STATED PROBLEM ::
Return the whole listing, keeping every character the same.

Saved entries:
################

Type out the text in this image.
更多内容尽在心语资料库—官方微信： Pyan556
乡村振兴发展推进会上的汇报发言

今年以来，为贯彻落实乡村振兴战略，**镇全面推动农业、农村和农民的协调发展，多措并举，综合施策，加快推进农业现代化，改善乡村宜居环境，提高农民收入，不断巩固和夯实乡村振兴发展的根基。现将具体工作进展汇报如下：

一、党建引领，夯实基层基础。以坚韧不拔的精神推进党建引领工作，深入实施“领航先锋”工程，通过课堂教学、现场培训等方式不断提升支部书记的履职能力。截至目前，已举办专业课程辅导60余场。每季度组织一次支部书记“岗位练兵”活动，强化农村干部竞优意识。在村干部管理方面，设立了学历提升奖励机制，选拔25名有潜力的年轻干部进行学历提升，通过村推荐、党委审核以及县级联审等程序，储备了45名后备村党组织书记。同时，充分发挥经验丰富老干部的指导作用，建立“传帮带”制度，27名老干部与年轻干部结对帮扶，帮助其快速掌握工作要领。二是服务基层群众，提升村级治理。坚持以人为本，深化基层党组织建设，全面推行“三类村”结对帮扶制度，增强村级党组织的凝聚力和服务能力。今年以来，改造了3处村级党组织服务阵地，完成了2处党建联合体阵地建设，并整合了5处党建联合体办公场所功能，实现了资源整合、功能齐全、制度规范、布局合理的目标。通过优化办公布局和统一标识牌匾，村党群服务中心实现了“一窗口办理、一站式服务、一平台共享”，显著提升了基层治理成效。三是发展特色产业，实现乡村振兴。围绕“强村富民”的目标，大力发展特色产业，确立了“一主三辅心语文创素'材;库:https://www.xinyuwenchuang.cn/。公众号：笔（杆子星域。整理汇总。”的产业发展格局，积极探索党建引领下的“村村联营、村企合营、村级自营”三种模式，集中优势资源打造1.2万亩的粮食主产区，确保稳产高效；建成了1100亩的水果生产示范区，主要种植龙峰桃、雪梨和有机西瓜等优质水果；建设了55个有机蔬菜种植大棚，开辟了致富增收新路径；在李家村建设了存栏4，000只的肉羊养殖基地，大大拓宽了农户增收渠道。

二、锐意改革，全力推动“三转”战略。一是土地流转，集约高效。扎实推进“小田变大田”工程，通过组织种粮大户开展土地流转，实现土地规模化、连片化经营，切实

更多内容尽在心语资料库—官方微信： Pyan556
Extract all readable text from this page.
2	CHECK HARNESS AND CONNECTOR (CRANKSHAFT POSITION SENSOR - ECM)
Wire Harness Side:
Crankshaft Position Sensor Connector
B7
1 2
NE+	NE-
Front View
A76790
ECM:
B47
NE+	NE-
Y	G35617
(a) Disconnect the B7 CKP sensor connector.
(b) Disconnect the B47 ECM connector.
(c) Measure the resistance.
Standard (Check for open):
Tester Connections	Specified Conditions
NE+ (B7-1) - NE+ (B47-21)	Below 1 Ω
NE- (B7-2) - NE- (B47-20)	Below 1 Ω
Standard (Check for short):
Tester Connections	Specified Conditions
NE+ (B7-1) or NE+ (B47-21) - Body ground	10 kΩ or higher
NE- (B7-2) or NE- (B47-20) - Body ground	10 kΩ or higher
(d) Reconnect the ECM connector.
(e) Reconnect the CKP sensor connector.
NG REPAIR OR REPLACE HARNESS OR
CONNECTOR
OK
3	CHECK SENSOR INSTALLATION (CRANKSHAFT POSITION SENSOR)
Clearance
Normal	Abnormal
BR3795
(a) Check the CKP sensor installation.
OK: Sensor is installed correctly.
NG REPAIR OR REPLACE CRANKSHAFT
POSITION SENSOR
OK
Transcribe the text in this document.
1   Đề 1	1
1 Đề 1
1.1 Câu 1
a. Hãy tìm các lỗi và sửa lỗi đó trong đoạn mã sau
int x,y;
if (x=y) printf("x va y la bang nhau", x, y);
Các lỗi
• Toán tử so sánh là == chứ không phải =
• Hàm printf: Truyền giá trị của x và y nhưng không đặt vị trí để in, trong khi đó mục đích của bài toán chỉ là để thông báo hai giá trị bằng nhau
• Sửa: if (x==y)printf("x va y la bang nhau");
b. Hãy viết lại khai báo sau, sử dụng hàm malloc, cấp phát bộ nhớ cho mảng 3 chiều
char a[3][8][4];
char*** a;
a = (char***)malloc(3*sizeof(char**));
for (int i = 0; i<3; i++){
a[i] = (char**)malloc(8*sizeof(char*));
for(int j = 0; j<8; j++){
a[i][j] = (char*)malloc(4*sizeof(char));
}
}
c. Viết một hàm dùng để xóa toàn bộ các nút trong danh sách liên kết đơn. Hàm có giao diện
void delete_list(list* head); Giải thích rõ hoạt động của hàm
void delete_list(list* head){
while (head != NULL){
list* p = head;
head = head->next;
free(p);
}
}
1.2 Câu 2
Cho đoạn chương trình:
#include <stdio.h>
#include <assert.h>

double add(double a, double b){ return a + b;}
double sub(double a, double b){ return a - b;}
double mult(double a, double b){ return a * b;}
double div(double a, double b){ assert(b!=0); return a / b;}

################

FINAL ANSWER ::
Type out the text in this image.
更多内容尽在心语资料库—官方微信： Pyan556
乡村振兴发展推进会上的汇报发言

今年以来，为贯彻落实乡村振兴战略，**镇全面推动农业、农村和农民的协调发展，多措并举，综合施策，加快推进农业现代化，改善乡村宜居环境，提高农民收入，不断巩固和夯实乡村振兴发展的根基。现将具体工作进展汇报如下：

一、党建引领，夯实基层基础。以坚韧不拔的精神推进党建引领工作，深入实施“领航先锋”工程，通过课堂教学、现场培训等方式不断提升支部书记的履职能力。截至目前，已举办专业课程辅导60余场。每季度组织一次支部书记“岗位练兵”活动，强化农村干部竞优意识。在村干部管理方面，设立了学历提升奖励机制，选拔25名有潜力的年轻干部进行学历提升，通过村推荐、党委审核以及县级联审等程序，储备了45名后备村党组织书记。同时，充分发挥经验丰富老干部的指导作用，建立“传帮带”制度，27名老干部与年轻干部结对帮扶，帮助其快速掌握工作要领。二是服务基层群众，提升村级治理。坚持以人为本，深化基层党组织建设，全面推行“三类村”结对帮扶制度，增强村级党组织的凝聚力和服务能力。今年以来，改造了3处村级党组织服务阵地，完成了2处党建联合体阵地建设，并整合了5处党建联合体办公场所功能，实现了资源整合、功能齐全、制度规范、布局合理的目标。通过优化办公布局和统一标识牌匾，村党群服务中心实现了“一窗口办理、一站式服务、一平台共享”，显著提升了基层治理成效。三是发展特色产业，实现乡村振兴。围绕“强村富民”的目标，大力发展特色产业，确立了“一主三辅心语文创素'材;库:https://www.xinyuwenchuang.cn/。公众号：笔（杆子星域。整理汇总。”的产业发展格局，积极探索党建引领下的“村村联营、村企合营、村级自营”三种模式，集中优势资源打造1.2万亩的粮食主产区，确保稳产高效；建成了1100亩的水果生产示范区，主要种植龙峰桃、雪梨和有机西瓜等优质水果；建设了55个有机蔬菜种植大棚，开辟了致富增收新路径；在李家村建设了存栏4，000只的肉羊养殖基地，大大拓宽了农户增收渠道。

二、锐意改革，全力推动“三转”战略。一是土地流转，集约高效。扎实推进“小田变大田”工程，通过组织种粮大户开展土地流转，实现土地规模化、连片化经营，切实

更多内容尽在心语资料库—官方微信： Pyan556
Extract all readable text from this page.
2	CHECK HARNESS AND CONNECTOR (CRANKSHAFT POSITION SENSOR - ECM)
Wire Harness Side:
Crankshaft Position Sensor Connector
B7
1 2
NE+	NE-
Front View
A76790
ECM:
B47
NE+	NE-
Y	G35617
(a) Disconnect the B7 CKP sensor connector.
(b) Disconnect the B47 ECM connector.
(c) Measure the resistance.
Standard (Check for open):
Tester Connections	Specified Conditions
NE+ (B7-1) - NE+ (B47-21)	Below 1 Ω
NE- (B7-2) - NE- (B47-20)	Below 1 Ω
Standard (Check for short):
Tester Connections	Specified Conditions
NE+ (B7-1) or NE+ (B47-21) - Body ground	10 kΩ or higher
NE- (B7-2) or NE- (B47-20) - Body ground	10 kΩ or higher
(d) Reconnect the ECM connector.
(e) Reconnect the CKP sensor connector.
NG REPAIR OR REPLACE HARNESS OR
CONNECTOR
OK
3	CHECK SENSOR INSTALLATION (CRANKSHAFT POSITION SENSOR)
Clearance
Normal	Abnormal
BR3795
(a) Check the CKP sensor installation.
OK: Sensor is installed correctly.
NG REPAIR OR REPLACE CRANKSHAFT
POSITION SENSOR
OK
Transcribe the text in this document.
1   Đề 1	1
1 Đề 1
1.1 Câu 1
a. Hãy tìm các lỗi và sửa lỗi đó trong đoạn mã sau
int x,y;
if (x=y) printf("x va y la bang nhau", x, y);
Các lỗi
• Toán tử so sánh là == chứ không phải =
• Hàm printf: Truyền giá trị của x và y nhưng không đặt vị trí để in, trong khi đó mục đích của bài toán chỉ là để thông báo hai giá trị bằng nhau
• Sửa: if (x==y)printf("x va y la bang nhau");
b. Hãy viết lại khai báo sau, sử dụng hàm malloc, cấp phát bộ nhớ cho mảng 3 chiều
char a[3][8][4];
char*** a;
a = (char***)malloc(3*sizeof(char**));
for (int i = 0; i<3; i++){
a[i] = (char**)malloc(8*sizeof(char*));
for(int j = 0; j<8; j++){
a[i][j] = (char*)malloc(4*sizeof(char));
}
}
c. Viết một hàm dùng để xóa toàn bộ các nút trong danh sách liên kết đơn. Hàm có giao diện
void delete_list(list* head); Giải thích rõ hoạt động của hàm
void delete_list(list* head){
while (head != NULL){
list* p = head;
head = head->next;
free(p);
}
}
1.2 Câu 2
Cho đoạn chương trình:
#include <stdio.h>
#include <assert.h>

double add(double a, double b){ return a + b;}
double sub(double a, double b){ return a - b;}
double mult(double a, double b){ return a * b;}
double div(double a, double b){ assert(b!=0); return a / b;}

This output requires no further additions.